--- Start of Dataset extract ---

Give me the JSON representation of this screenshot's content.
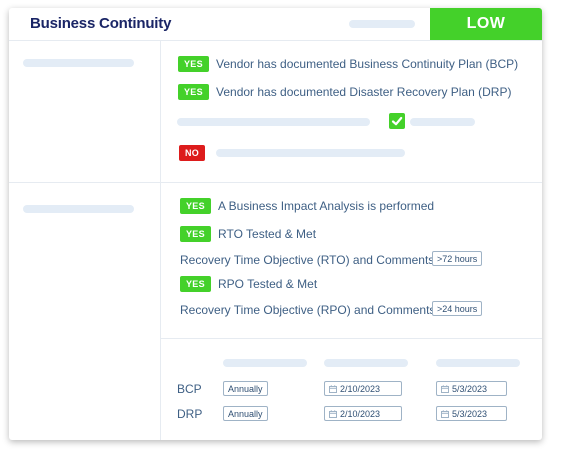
{
  "header": {
    "title": "Business Continuity",
    "risk_level": "LOW"
  },
  "section_plans": {
    "items": [
      {
        "status": "YES",
        "label": "Vendor has documented Business Continuity Plan (BCP)"
      },
      {
        "status": "YES",
        "label": "Vendor has documented Disaster Recovery Plan (DRP)"
      },
      {
        "status": "NO"
      }
    ]
  },
  "section_bia": {
    "bia": {
      "status": "YES",
      "label": "A Business Impact Analysis is performed"
    },
    "rto": {
      "status": "YES",
      "label": "RTO Tested & Met",
      "comment_label": "Recovery Time Objective (RTO) and Comments",
      "value": ">72 hours"
    },
    "rpo": {
      "status": "YES",
      "label": "RPO Tested & Met",
      "comment_label": "Recovery Time Objective (RPO) and Comments",
      "value": ">24 hours"
    }
  },
  "schedule": {
    "rows": [
      {
        "name": "BCP",
        "frequency": "Annually",
        "date1": "2/10/2023",
        "date2": "5/3/2023"
      },
      {
        "name": "DRP",
        "frequency": "Annually",
        "date1": "2/10/2023",
        "date2": "5/3/2023"
      }
    ]
  },
  "colors": {
    "yes": "#44d12a",
    "no": "#dd1c1c",
    "title": "#1a2566",
    "text": "#3e5f84"
  },
  "icons": [
    "checkmark-icon",
    "calendar-icon"
  ]
}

--- End of Dataset extract ---

Go through the preceding material and copy each line that has the word "Time".

      "comment_label": "Recovery Time Objective (RTO) and Comments",
      "comment_label": "Recovery Time Objective (RPO) and Comments",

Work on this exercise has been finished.